[Your goal]
Where a line in the listing contains the string "value", copy that line out.

[Records from a collection of figures]
####
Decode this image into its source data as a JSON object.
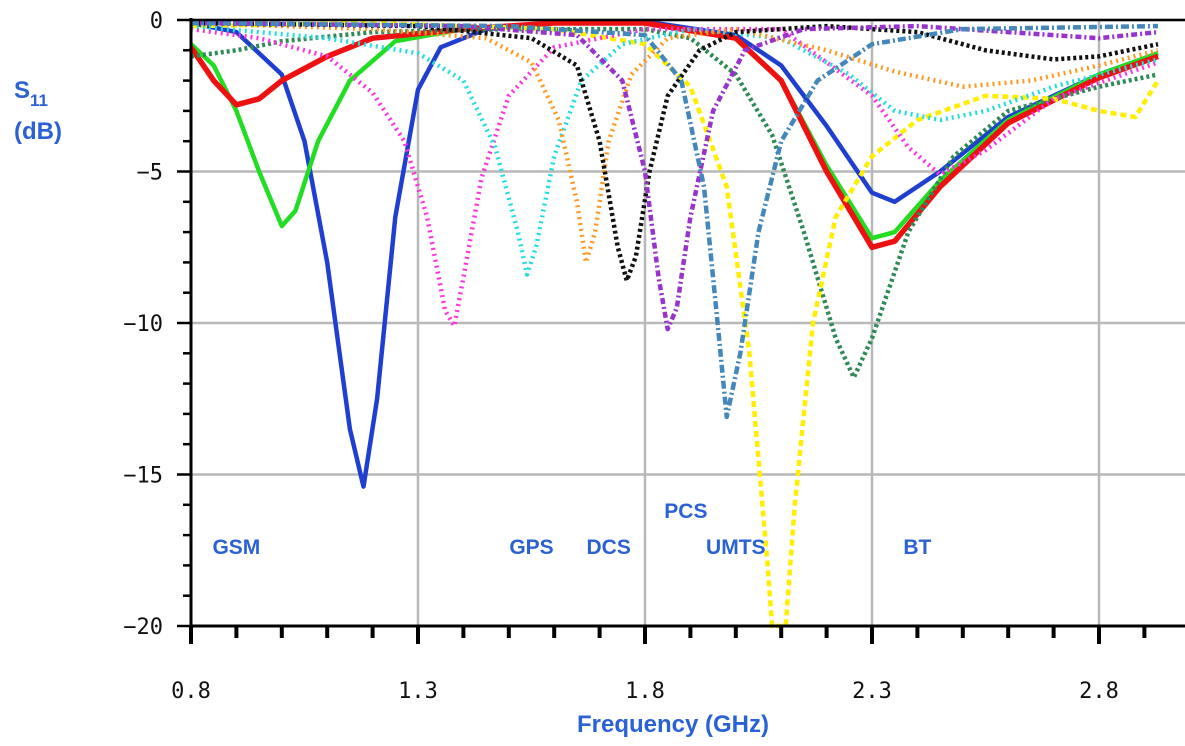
{
  "chart_data": {
    "type": "line",
    "title": "",
    "xlabel": "Frequency (GHz)",
    "ylabel_main": "S",
    "ylabel_sub": "11",
    "ylabel_unit": "(dB)",
    "xlim": [
      0.8,
      2.8
    ],
    "ylim": [
      -20,
      0
    ],
    "x_ticks": [
      {
        "value": 0.8,
        "label": "0.8"
      },
      {
        "value": 1.3,
        "label": "1.3"
      },
      {
        "value": 1.8,
        "label": "1.8"
      },
      {
        "value": 2.3,
        "label": "2.3"
      },
      {
        "value": 2.8,
        "label": "2.8"
      }
    ],
    "y_ticks": [
      {
        "value": 0,
        "label": "0"
      },
      {
        "value": -5,
        "label": "−5"
      },
      {
        "value": -10,
        "label": "−10"
      },
      {
        "value": -15,
        "label": "−15"
      },
      {
        "value": -20,
        "label": "−20"
      }
    ],
    "grid": true,
    "band_labels": [
      {
        "text": "GSM",
        "x": 0.9,
        "y": -17.4
      },
      {
        "text": "GPS",
        "x": 1.55,
        "y": -17.4
      },
      {
        "text": "DCS",
        "x": 1.72,
        "y": -17.4
      },
      {
        "text": "PCS",
        "x": 1.89,
        "y": -16.2
      },
      {
        "text": "UMTS",
        "x": 2.0,
        "y": -17.4
      },
      {
        "text": "BT",
        "x": 2.4,
        "y": -17.4
      }
    ],
    "series": [
      {
        "color": "#1f3fd1",
        "dash": "solid",
        "width": 4.5,
        "points": [
          [
            0.8,
            -0.1
          ],
          [
            0.9,
            -0.4
          ],
          [
            1.0,
            -1.8
          ],
          [
            1.05,
            -4.0
          ],
          [
            1.1,
            -8.0
          ],
          [
            1.15,
            -13.5
          ],
          [
            1.18,
            -15.4
          ],
          [
            1.21,
            -12.5
          ],
          [
            1.25,
            -6.5
          ],
          [
            1.3,
            -2.3
          ],
          [
            1.35,
            -0.9
          ],
          [
            1.45,
            -0.3
          ],
          [
            1.6,
            -0.1
          ],
          [
            1.8,
            -0.05
          ],
          [
            2.0,
            -0.5
          ],
          [
            2.1,
            -1.5
          ],
          [
            2.2,
            -3.5
          ],
          [
            2.3,
            -5.7
          ],
          [
            2.35,
            -6.0
          ],
          [
            2.45,
            -5.0
          ],
          [
            2.6,
            -3.2
          ],
          [
            2.8,
            -1.8
          ],
          [
            2.93,
            -1.1
          ]
        ]
      },
      {
        "color": "#22dd22",
        "dash": "solid",
        "width": 4.5,
        "points": [
          [
            0.8,
            -0.8
          ],
          [
            0.85,
            -1.5
          ],
          [
            0.9,
            -3.0
          ],
          [
            0.95,
            -5.0
          ],
          [
            1.0,
            -6.8
          ],
          [
            1.03,
            -6.3
          ],
          [
            1.08,
            -4.0
          ],
          [
            1.15,
            -2.0
          ],
          [
            1.25,
            -0.7
          ],
          [
            1.4,
            -0.3
          ],
          [
            1.6,
            -0.1
          ],
          [
            1.8,
            -0.1
          ],
          [
            2.0,
            -0.6
          ],
          [
            2.1,
            -2.0
          ],
          [
            2.2,
            -4.8
          ],
          [
            2.3,
            -7.2
          ],
          [
            2.35,
            -7.0
          ],
          [
            2.45,
            -5.3
          ],
          [
            2.6,
            -3.3
          ],
          [
            2.8,
            -1.8
          ],
          [
            2.93,
            -1.1
          ]
        ]
      },
      {
        "color": "#ee1111",
        "dash": "solid",
        "width": 5.5,
        "points": [
          [
            0.8,
            -0.9
          ],
          [
            0.85,
            -2.0
          ],
          [
            0.9,
            -2.8
          ],
          [
            0.95,
            -2.6
          ],
          [
            1.0,
            -2.0
          ],
          [
            1.1,
            -1.2
          ],
          [
            1.2,
            -0.6
          ],
          [
            1.4,
            -0.3
          ],
          [
            1.6,
            -0.1
          ],
          [
            1.8,
            -0.1
          ],
          [
            2.0,
            -0.6
          ],
          [
            2.1,
            -2.0
          ],
          [
            2.2,
            -5.0
          ],
          [
            2.3,
            -7.5
          ],
          [
            2.35,
            -7.3
          ],
          [
            2.45,
            -5.5
          ],
          [
            2.6,
            -3.4
          ],
          [
            2.8,
            -1.9
          ],
          [
            2.93,
            -1.2
          ]
        ]
      },
      {
        "color": "#2e8b57",
        "dash": "3,3",
        "width": 4.5,
        "points": [
          [
            0.8,
            -1.2
          ],
          [
            0.9,
            -1.0
          ],
          [
            1.0,
            -0.7
          ],
          [
            1.2,
            -0.4
          ],
          [
            1.5,
            -0.3
          ],
          [
            1.8,
            -0.3
          ],
          [
            1.9,
            -0.6
          ],
          [
            2.0,
            -1.8
          ],
          [
            2.08,
            -3.8
          ],
          [
            2.15,
            -7.0
          ],
          [
            2.22,
            -10.5
          ],
          [
            2.26,
            -11.8
          ],
          [
            2.3,
            -10.5
          ],
          [
            2.38,
            -7.0
          ],
          [
            2.48,
            -4.5
          ],
          [
            2.6,
            -3.0
          ],
          [
            2.8,
            -2.2
          ],
          [
            2.93,
            -1.8
          ]
        ]
      },
      {
        "color": "#ffee00",
        "dash": "6,4",
        "width": 4.5,
        "points": [
          [
            0.8,
            -0.2
          ],
          [
            1.2,
            -0.1
          ],
          [
            1.6,
            -0.3
          ],
          [
            1.8,
            -0.8
          ],
          [
            1.9,
            -2.2
          ],
          [
            1.98,
            -5.5
          ],
          [
            2.03,
            -11.0
          ],
          [
            2.07,
            -18.0
          ],
          [
            2.08,
            -20.0
          ],
          [
            2.11,
            -20.0
          ],
          [
            2.13,
            -16.0
          ],
          [
            2.17,
            -10.0
          ],
          [
            2.22,
            -6.5
          ],
          [
            2.3,
            -4.5
          ],
          [
            2.4,
            -3.3
          ],
          [
            2.55,
            -2.5
          ],
          [
            2.7,
            -2.6
          ],
          [
            2.8,
            -3.0
          ],
          [
            2.88,
            -3.2
          ],
          [
            2.93,
            -2.0
          ]
        ]
      },
      {
        "color": "#ff33dd",
        "dash": "2,4",
        "width": 4.5,
        "points": [
          [
            0.8,
            -0.3
          ],
          [
            0.95,
            -0.6
          ],
          [
            1.1,
            -1.2
          ],
          [
            1.2,
            -2.4
          ],
          [
            1.27,
            -4.0
          ],
          [
            1.32,
            -6.5
          ],
          [
            1.36,
            -9.6
          ],
          [
            1.38,
            -10.1
          ],
          [
            1.4,
            -8.5
          ],
          [
            1.44,
            -5.2
          ],
          [
            1.5,
            -2.5
          ],
          [
            1.6,
            -0.9
          ],
          [
            1.8,
            -0.3
          ],
          [
            2.1,
            -0.3
          ],
          [
            2.3,
            -2.5
          ],
          [
            2.38,
            -4.2
          ],
          [
            2.45,
            -5.1
          ],
          [
            2.55,
            -4.3
          ],
          [
            2.7,
            -2.6
          ],
          [
            2.93,
            -1.4
          ]
        ]
      },
      {
        "color": "#22dddd",
        "dash": "2,4",
        "width": 4.5,
        "points": [
          [
            0.8,
            -0.2
          ],
          [
            1.1,
            -0.6
          ],
          [
            1.3,
            -1.1
          ],
          [
            1.4,
            -2.0
          ],
          [
            1.47,
            -4.2
          ],
          [
            1.52,
            -7.0
          ],
          [
            1.54,
            -8.4
          ],
          [
            1.56,
            -7.5
          ],
          [
            1.6,
            -4.5
          ],
          [
            1.66,
            -2.0
          ],
          [
            1.75,
            -0.8
          ],
          [
            1.9,
            -0.3
          ],
          [
            2.1,
            -0.6
          ],
          [
            2.25,
            -1.8
          ],
          [
            2.35,
            -3.0
          ],
          [
            2.45,
            -3.3
          ],
          [
            2.55,
            -3.0
          ],
          [
            2.7,
            -2.2
          ],
          [
            2.93,
            -1.3
          ]
        ]
      },
      {
        "color": "#ff9922",
        "dash": "2,4",
        "width": 4.5,
        "points": [
          [
            0.8,
            -0.1
          ],
          [
            1.2,
            -0.3
          ],
          [
            1.45,
            -0.6
          ],
          [
            1.55,
            -1.4
          ],
          [
            1.61,
            -3.3
          ],
          [
            1.65,
            -6.0
          ],
          [
            1.67,
            -8.0
          ],
          [
            1.69,
            -7.0
          ],
          [
            1.72,
            -4.0
          ],
          [
            1.77,
            -1.8
          ],
          [
            1.85,
            -0.6
          ],
          [
            2.0,
            -0.3
          ],
          [
            2.2,
            -1.0
          ],
          [
            2.35,
            -1.7
          ],
          [
            2.5,
            -2.2
          ],
          [
            2.65,
            -2.0
          ],
          [
            2.8,
            -1.5
          ],
          [
            2.93,
            -1.0
          ]
        ]
      },
      {
        "color": "#111111",
        "dash": "3,3",
        "width": 4.5,
        "points": [
          [
            0.8,
            -0.1
          ],
          [
            1.3,
            -0.2
          ],
          [
            1.55,
            -0.6
          ],
          [
            1.65,
            -1.5
          ],
          [
            1.7,
            -4.0
          ],
          [
            1.74,
            -7.5
          ],
          [
            1.76,
            -8.6
          ],
          [
            1.78,
            -7.8
          ],
          [
            1.81,
            -5.0
          ],
          [
            1.85,
            -2.5
          ],
          [
            1.92,
            -1.0
          ],
          [
            2.0,
            -0.4
          ],
          [
            2.2,
            -0.2
          ],
          [
            2.4,
            -0.4
          ],
          [
            2.55,
            -1.0
          ],
          [
            2.7,
            -1.3
          ],
          [
            2.8,
            -1.2
          ],
          [
            2.93,
            -0.8
          ]
        ]
      },
      {
        "color": "#9933cc",
        "dash": "6,3,2,3",
        "width": 4.5,
        "points": [
          [
            0.8,
            -0.1
          ],
          [
            1.4,
            -0.2
          ],
          [
            1.65,
            -0.5
          ],
          [
            1.75,
            -2.0
          ],
          [
            1.8,
            -5.0
          ],
          [
            1.83,
            -8.5
          ],
          [
            1.85,
            -10.2
          ],
          [
            1.87,
            -9.5
          ],
          [
            1.9,
            -6.5
          ],
          [
            1.95,
            -3.0
          ],
          [
            2.02,
            -1.0
          ],
          [
            2.15,
            -0.3
          ],
          [
            2.4,
            -0.2
          ],
          [
            2.6,
            -0.4
          ],
          [
            2.8,
            -0.6
          ],
          [
            2.93,
            -0.4
          ]
        ]
      },
      {
        "color": "#4488bb",
        "dash": "8,3,2,3",
        "width": 4.5,
        "points": [
          [
            0.8,
            -0.1
          ],
          [
            1.5,
            -0.2
          ],
          [
            1.8,
            -0.5
          ],
          [
            1.88,
            -2.0
          ],
          [
            1.93,
            -5.5
          ],
          [
            1.96,
            -10.0
          ],
          [
            1.98,
            -13.1
          ],
          [
            2.01,
            -11.0
          ],
          [
            2.05,
            -7.0
          ],
          [
            2.1,
            -4.0
          ],
          [
            2.18,
            -2.0
          ],
          [
            2.3,
            -0.8
          ],
          [
            2.5,
            -0.3
          ],
          [
            2.93,
            -0.2
          ]
        ]
      }
    ]
  }
}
####
[Answer to the exercise]
        "value": 0.8,
        "value": 1.3,
        "value": 1.8,
        "value": 2.3,
        "value": 2.8,
        "value": 0,
        "value": -5,
        "value": -10,
        "value": -15,
        "value": -20,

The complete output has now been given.